**BRIEF:**
Filter the entries, keeping every line with the word "spent".

A run of records:
--------

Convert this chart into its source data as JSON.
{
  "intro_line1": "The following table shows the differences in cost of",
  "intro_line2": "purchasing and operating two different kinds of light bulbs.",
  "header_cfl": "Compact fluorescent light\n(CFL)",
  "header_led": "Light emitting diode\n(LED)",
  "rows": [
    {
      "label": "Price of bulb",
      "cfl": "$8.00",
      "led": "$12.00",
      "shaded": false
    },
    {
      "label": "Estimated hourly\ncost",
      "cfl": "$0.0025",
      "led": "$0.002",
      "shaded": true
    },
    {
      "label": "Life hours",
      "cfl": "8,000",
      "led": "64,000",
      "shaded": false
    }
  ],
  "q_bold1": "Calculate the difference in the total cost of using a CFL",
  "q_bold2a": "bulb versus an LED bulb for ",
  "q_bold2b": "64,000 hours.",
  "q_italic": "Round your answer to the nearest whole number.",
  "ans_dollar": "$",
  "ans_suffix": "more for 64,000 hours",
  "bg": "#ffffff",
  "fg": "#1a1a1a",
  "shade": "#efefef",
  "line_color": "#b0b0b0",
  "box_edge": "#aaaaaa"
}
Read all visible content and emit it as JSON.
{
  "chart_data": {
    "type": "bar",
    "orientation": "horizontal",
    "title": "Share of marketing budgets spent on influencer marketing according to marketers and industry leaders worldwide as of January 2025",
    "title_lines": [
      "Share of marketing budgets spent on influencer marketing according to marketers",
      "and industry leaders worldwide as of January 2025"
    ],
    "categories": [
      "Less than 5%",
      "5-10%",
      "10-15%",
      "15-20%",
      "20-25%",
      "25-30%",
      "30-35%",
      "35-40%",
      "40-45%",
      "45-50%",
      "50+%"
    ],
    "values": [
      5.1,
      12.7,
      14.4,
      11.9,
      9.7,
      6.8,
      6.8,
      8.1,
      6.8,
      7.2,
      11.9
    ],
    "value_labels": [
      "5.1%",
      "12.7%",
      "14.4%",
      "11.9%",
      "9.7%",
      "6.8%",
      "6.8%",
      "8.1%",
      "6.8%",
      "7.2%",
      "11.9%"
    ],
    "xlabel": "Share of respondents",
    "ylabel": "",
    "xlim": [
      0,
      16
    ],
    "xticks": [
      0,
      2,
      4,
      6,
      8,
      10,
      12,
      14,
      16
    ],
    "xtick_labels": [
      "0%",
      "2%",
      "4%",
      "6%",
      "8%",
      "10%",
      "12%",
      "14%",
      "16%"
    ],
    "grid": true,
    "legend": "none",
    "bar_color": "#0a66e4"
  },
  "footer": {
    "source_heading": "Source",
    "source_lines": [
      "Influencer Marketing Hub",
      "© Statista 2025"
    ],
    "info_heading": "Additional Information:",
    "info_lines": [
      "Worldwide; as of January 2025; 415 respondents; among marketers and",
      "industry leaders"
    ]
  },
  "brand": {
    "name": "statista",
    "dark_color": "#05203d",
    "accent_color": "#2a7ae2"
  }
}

--------

**EXERCISE RESULT:**
    "title": "Share of marketing budgets spent on influencer marketing according to marketers and industry leaders worldwide as of January 2025",
      "Share of marketing budgets spent on influencer marketing according to marketers",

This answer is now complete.